## The problem:
Transcribe all records verbatim.

## Data provided:
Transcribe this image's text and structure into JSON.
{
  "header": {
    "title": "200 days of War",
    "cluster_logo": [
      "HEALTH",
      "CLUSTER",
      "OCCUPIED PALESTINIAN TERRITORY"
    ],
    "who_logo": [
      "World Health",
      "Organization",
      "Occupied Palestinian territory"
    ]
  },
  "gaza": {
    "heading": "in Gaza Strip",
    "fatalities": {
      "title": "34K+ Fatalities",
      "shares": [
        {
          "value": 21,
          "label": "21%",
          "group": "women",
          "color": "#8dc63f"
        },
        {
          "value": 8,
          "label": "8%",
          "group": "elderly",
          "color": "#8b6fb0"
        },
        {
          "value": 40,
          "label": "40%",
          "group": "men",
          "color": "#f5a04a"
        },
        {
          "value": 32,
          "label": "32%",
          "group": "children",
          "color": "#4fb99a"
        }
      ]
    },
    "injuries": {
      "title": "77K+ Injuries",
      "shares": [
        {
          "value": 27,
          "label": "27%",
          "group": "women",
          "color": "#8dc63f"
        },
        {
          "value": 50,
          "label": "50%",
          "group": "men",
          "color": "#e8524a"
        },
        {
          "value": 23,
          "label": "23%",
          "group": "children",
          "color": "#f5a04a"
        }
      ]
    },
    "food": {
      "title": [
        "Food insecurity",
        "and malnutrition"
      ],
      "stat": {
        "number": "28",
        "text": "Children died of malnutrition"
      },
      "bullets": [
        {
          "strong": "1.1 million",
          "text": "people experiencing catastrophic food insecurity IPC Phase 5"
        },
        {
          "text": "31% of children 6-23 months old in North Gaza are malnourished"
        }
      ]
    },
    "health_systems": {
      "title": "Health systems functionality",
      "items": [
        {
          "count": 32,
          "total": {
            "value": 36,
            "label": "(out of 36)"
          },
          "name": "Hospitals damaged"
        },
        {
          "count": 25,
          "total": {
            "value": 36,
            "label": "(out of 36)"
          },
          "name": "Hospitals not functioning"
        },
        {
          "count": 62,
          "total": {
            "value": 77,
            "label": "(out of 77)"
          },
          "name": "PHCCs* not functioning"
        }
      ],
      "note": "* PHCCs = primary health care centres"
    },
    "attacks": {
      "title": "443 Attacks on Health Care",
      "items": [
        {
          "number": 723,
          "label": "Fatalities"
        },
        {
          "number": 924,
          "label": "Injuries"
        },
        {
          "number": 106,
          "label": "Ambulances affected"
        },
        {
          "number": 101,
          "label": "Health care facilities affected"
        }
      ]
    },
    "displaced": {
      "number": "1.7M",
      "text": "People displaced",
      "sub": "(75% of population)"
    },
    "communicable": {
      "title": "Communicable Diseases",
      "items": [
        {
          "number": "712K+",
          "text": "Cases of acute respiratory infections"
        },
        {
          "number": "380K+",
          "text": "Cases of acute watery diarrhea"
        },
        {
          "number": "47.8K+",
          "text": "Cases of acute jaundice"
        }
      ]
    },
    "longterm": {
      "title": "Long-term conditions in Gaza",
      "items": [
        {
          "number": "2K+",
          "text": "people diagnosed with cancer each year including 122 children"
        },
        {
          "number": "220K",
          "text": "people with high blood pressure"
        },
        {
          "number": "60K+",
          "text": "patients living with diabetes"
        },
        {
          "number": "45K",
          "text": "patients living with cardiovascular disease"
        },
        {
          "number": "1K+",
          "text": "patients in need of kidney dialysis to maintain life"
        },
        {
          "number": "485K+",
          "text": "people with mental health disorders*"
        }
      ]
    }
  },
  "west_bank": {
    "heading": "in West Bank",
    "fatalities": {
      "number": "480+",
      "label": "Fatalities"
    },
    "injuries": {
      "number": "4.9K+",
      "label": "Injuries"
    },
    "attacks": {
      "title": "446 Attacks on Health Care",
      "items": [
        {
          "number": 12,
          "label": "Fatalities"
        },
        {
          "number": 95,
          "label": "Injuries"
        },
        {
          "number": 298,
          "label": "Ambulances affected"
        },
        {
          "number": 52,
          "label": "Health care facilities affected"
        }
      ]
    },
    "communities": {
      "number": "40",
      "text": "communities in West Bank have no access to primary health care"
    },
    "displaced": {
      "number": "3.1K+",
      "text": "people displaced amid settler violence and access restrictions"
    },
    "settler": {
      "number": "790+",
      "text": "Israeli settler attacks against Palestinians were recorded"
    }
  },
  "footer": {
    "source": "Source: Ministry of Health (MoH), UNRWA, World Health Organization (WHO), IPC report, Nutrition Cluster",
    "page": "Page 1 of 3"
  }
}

## Output of the exercise:
Transcribe this image's text and structure into JSON.
{
  "header": {
    "title": "200 days of War",
    "cluster_logo": [
      "HEALTH",
      "CLUSTER",
      "OCCUPIED PALESTINIAN TERRITORY"
    ],
    "who_logo": [
      "World Health",
      "Organization",
      "Occupied Palestinian territory"
    ]
  },
  "gaza": {
    "heading": "in Gaza Strip",
    "fatalities": {
      "title": "34K+ Fatalities",
      "shares": [
        {
          "value": 21,
          "label": "21%",
          "group": "women",
          "color": "#8dc63f"
        },
        {
          "value": 8,
          "label": "8%",
          "group": "elderly",
          "color": "#8b6fb0"
        },
        {
          "value": 40,
          "label": "40%",
          "group": "men",
          "color": "#f5a04a"
        },
        {
          "value": 32,
          "label": "32%",
          "group": "children",
          "color": "#4fb99a"
        }
      ]
    },
    "injuries": {
      "title": "77K+ Injuries",
      "shares": [
        {
          "value": 27,
          "label": "27%",
          "group": "women",
          "color": "#8dc63f"
        },
        {
          "value": 50,
          "label": "50%",
          "group": "men",
          "color": "#e8524a"
        },
        {
          "value": 23,
          "label": "23%",
          "group": "children",
          "color": "#f5a04a"
        }
      ]
    },
    "food": {
      "title": [
        "Food insecurity",
        "and malnutrition"
      ],
      "stat": {
        "number": "28",
        "text": "Children died of malnutrition"
      },
      "bullets": [
        {
          "strong": "1.1 million",
          "text": "people experiencing catastrophic food insecurity IPC Phase 5"
        },
        {
          "text": "31% of children 6-23 months old in North Gaza are malnourished"
        }
      ]
    },
    "health_systems": {
      "title": "Health systems functionality",
      "items": [
        {
          "count": 32,
          "total": {
            "value": 36,
            "label": "(out of 36)"
          },
          "name": "Hospitals damaged"
        },
        {
          "count": 25,
          "total": {
            "value": 36,
            "label": "(out of 36)"
          },
          "name": "Hospitals not functioning"
        },
        {
          "count": 62,
          "total": {
            "value": 77,
            "label": "(out of 77)"
          },
          "name": "PHCCs* not functioning"
        }
      ],
      "note": "* PHCCs = primary health care centres"
    },
    "attacks": {
      "title": "443 Attacks on Health Care",
      "items": [
        {
          "number": 723,
          "label": "Fatalities"
        },
        {
          "number": 924,
          "label": "Injuries"
        },
        {
          "number": 106,
          "label": "Ambulances affected"
        },
        {
          "number": 101,
          "label": "Health care facilities affected"
        }
      ]
    },
    "displaced": {
      "number": "1.7M",
      "text": "People displaced",
      "sub": "(75% of population)"
    },
    "communicable": {
      "title": "Communicable Diseases",
      "items": [
        {
          "number": "712K+",
          "text": "Cases of acute respiratory infections"
        },
        {
          "number": "380K+",
          "text": "Cases of acute watery diarrhea"
        },
        {
          "number": "47.8K+",
          "text": "Cases of acute jaundice"
        }
      ]
    },
    "longterm": {
      "title": "Long-term conditions in Gaza",
      "items": [
        {
          "number": "2K+",
          "text": "people diagnosed with cancer each year including 122 children"
        },
        {
          "number": "220K",
          "text": "people with high blood pressure"
        },
        {
          "number": "60K+",
          "text": "patients living with diabetes"
        },
        {
          "number": "45K",
          "text": "patients living with cardiovascular disease"
        },
        {
          "number": "1K+",
          "text": "patients in need of kidney dialysis to maintain life"
        },
        {
          "number": "485K+",
          "text": "people with mental health disorders*"
        }
      ]
    }
  },
  "west_bank": {
    "heading": "in West Bank",
    "fatalities": {
      "number": "480+",
      "label": "Fatalities"
    },
    "injuries": {
      "number": "4.9K+",
      "label": "Injuries"
    },
    "attacks": {
      "title": "446 Attacks on Health Care",
      "items": [
        {
          "number": 12,
          "label": "Fatalities"
        },
        {
          "number": 95,
          "label": "Injuries"
        },
        {
          "number": 298,
          "label": "Ambulances affected"
        },
        {
          "number": 52,
          "label": "Health care facilities affected"
        }
      ]
    },
    "communities": {
      "number": "40",
      "text": "communities in West Bank have no access to primary health care"
    },
    "displaced": {
      "number": "3.1K+",
      "text": "people displaced amid settler violence and access restrictions"
    },
    "settler": {
      "number": "790+",
      "text": "Israeli settler attacks against Palestinians were recorded"
    }
  },
  "footer": {
    "source": "Source: Ministry of Health (MoH), UNRWA, World Health Organization (WHO), IPC report, Nutrition Cluster",
    "page": "Page 1 of 3"
  }
}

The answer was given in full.